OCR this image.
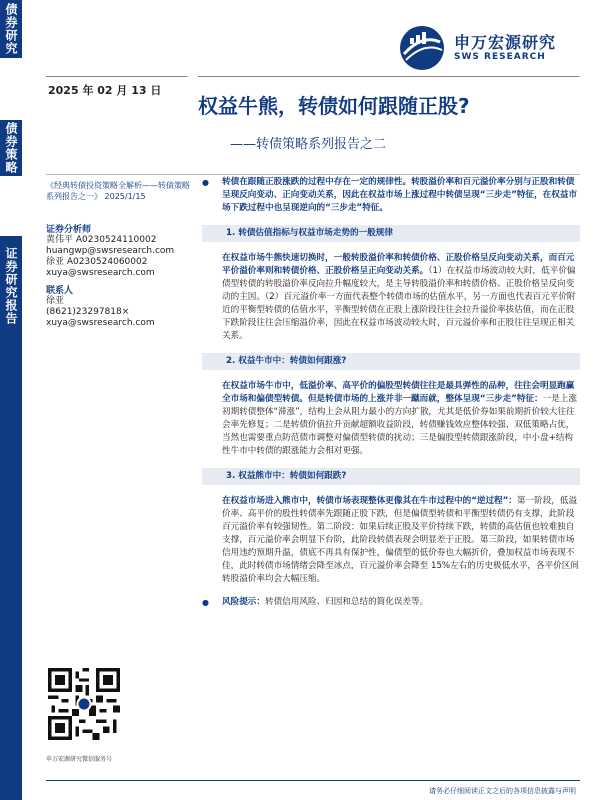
债券研究
债券策略
证券研究报告
申万宏源研究
SWS RESEARCH
2025 年 02 月 13 日
权益牛熊，转债如何跟随正股?
——转债策略系列报告之二
《经典转债投资策略全解析——转债策略系列报告之一》 2025/1/15
证券分析师
黄伟平 A0230524110002
huangwp@swsresearch.com
徐亚 A0230524060002
xuya@swsresearch.com
联系人
徐亚
(8621)23297818×
xuya@swsresearch.com
申万宏源研究微信服务号
●	转债在跟随正股涨跌的过程中存在一定的规律性。转股溢价率和百元溢价率分别与正股和转债呈现反向变动、正向变动关系，因此在权益市场上涨过程中转债呈现“三步走”特征，在权益市场下跌过程中也呈现逆向的“三步走”特征。
1. 转债估值指标与权益市场走势的一般规律
在权益市场牛熊快速切换时，一般转股溢价率和转债价格、正股价格呈反向变动关系，而百元平价溢价率则和转债价格、正股价格呈正向变动关系。（1）在权益市场波动较大时，低平价偏债型转债的转股溢价率反向拉升幅度较大，是主导转股溢价率和转债价格、正股价格呈反向变动的主因。（2）百元溢价率一方面代表整个转债市场的估值水平，另一方面也代表百元平价附近的平衡型转债的估值水平，平衡型转债在正股上涨阶段往往会拉升溢价率拔估值，而在正股下跌阶段往往会压缩溢价率，因此在权益市场波动较大时，百元溢价率和正股往往呈现正相关关系。
2. 权益牛市中：转债如何跟涨?
在权益市场牛市中，低溢价率、高平价的偏股型转债往往是最具弹性的品种，往往会明显跑赢全市场和偏债型转债。但是转债市场的上涨并非一蹴而就，整体呈现“三步走”特征：一是上涨初期转债整体“滞涨”，结构上会从阻力最小的方向扩散，尤其是低价券如果前期折价较大往往会率先修复；二是转债价值拉升贡献超额收益阶段，转债赚钱效应整体较强、双低策略占优，当然也需要重点防范债市调整对偏债型转债的扰动；三是偏股型转债跟涨阶段，中小盘+结构性牛市中转债的跟涨能力会相对更强。
3. 权益熊市中：转债如何跟跌?
在权益市场进入熊市中，转债市场表现整体更像其在牛市过程中的“逆过程”：第一阶段，低溢价率、高平价的股性转债率先跟随正股下跌，但是偏债型转债和平衡型转债仍有支撑，此阶段百元溢价率有较强韧性。第二阶段：如果后续正股及平价持续下跌，转债的高估值也较难独自支撑，百元溢价率会明显下台阶，此阶段转债表现会明显差于正股。第三阶段，如果转债市场信用违约预期升温，债底不再具有保护性，偏债型的低价券也大幅折价，叠加权益市场表现不佳，此时转债市场情绪会降至冰点，百元溢价率会降至 15%左右的历史极低水平，各平价区间转股溢价率均会大幅压缩。
●	风险提示：转债信用风险、归因和总结的简化误差等。
请务必仔细阅读正文之后的各项信息披露与声明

____________

**DIRECTIONS FOR THIS TASK**
Quote the entries in full. Any image among them is to be omitted from the copy.

**OUTPUT BELOW**
OCR this image.
债券研究
债券策略
证券研究报告
申万宏源研究
SWS RESEARCH
2025 年 02 月 13 日
权益牛熊，转债如何跟随正股?
——转债策略系列报告之二
《经典转债投资策略全解析——转债策略系列报告之一》 2025/1/15
证券分析师
黄伟平 A0230524110002
huangwp@swsresearch.com
徐亚 A0230524060002
xuya@swsresearch.com
联系人
徐亚
(8621)23297818×
xuya@swsresearch.com
申万宏源研究微信服务号
●	转债在跟随正股涨跌的过程中存在一定的规律性。转股溢价率和百元溢价率分别与正股和转债呈现反向变动、正向变动关系，因此在权益市场上涨过程中转债呈现“三步走”特征，在权益市场下跌过程中也呈现逆向的“三步走”特征。
1. 转债估值指标与权益市场走势的一般规律
在权益市场牛熊快速切换时，一般转股溢价率和转债价格、正股价格呈反向变动关系，而百元平价溢价率则和转债价格、正股价格呈正向变动关系。（1）在权益市场波动较大时，低平价偏债型转债的转股溢价率反向拉升幅度较大，是主导转股溢价率和转债价格、正股价格呈反向变动的主因。（2）百元溢价率一方面代表整个转债市场的估值水平，另一方面也代表百元平价附近的平衡型转债的估值水平，平衡型转债在正股上涨阶段往往会拉升溢价率拔估值，而在正股下跌阶段往往会压缩溢价率，因此在权益市场波动较大时，百元溢价率和正股往往呈现正相关关系。
2. 权益牛市中：转债如何跟涨?
在权益市场牛市中，低溢价率、高平价的偏股型转债往往是最具弹性的品种，往往会明显跑赢全市场和偏债型转债。但是转债市场的上涨并非一蹴而就，整体呈现“三步走”特征：一是上涨初期转债整体“滞涨”，结构上会从阻力最小的方向扩散，尤其是低价券如果前期折价较大往往会率先修复；二是转债价值拉升贡献超额收益阶段，转债赚钱效应整体较强、双低策略占优，当然也需要重点防范债市调整对偏债型转债的扰动；三是偏股型转债跟涨阶段，中小盘+结构性牛市中转债的跟涨能力会相对更强。
3. 权益熊市中：转债如何跟跌?
在权益市场进入熊市中，转债市场表现整体更像其在牛市过程中的“逆过程”：第一阶段，低溢价率、高平价的股性转债率先跟随正股下跌，但是偏债型转债和平衡型转债仍有支撑，此阶段百元溢价率有较强韧性。第二阶段：如果后续正股及平价持续下跌，转债的高估值也较难独自支撑，百元溢价率会明显下台阶，此阶段转债表现会明显差于正股。第三阶段，如果转债市场信用违约预期升温，债底不再具有保护性，偏债型的低价券也大幅折价，叠加权益市场表现不佳，此时转债市场情绪会降至冰点，百元溢价率会降至 15%左右的历史极低水平，各平价区间转股溢价率均会大幅压缩。
●	风险提示：转债信用风险、归因和总结的简化误差等。
请务必仔细阅读正文之后的各项信息披露与声明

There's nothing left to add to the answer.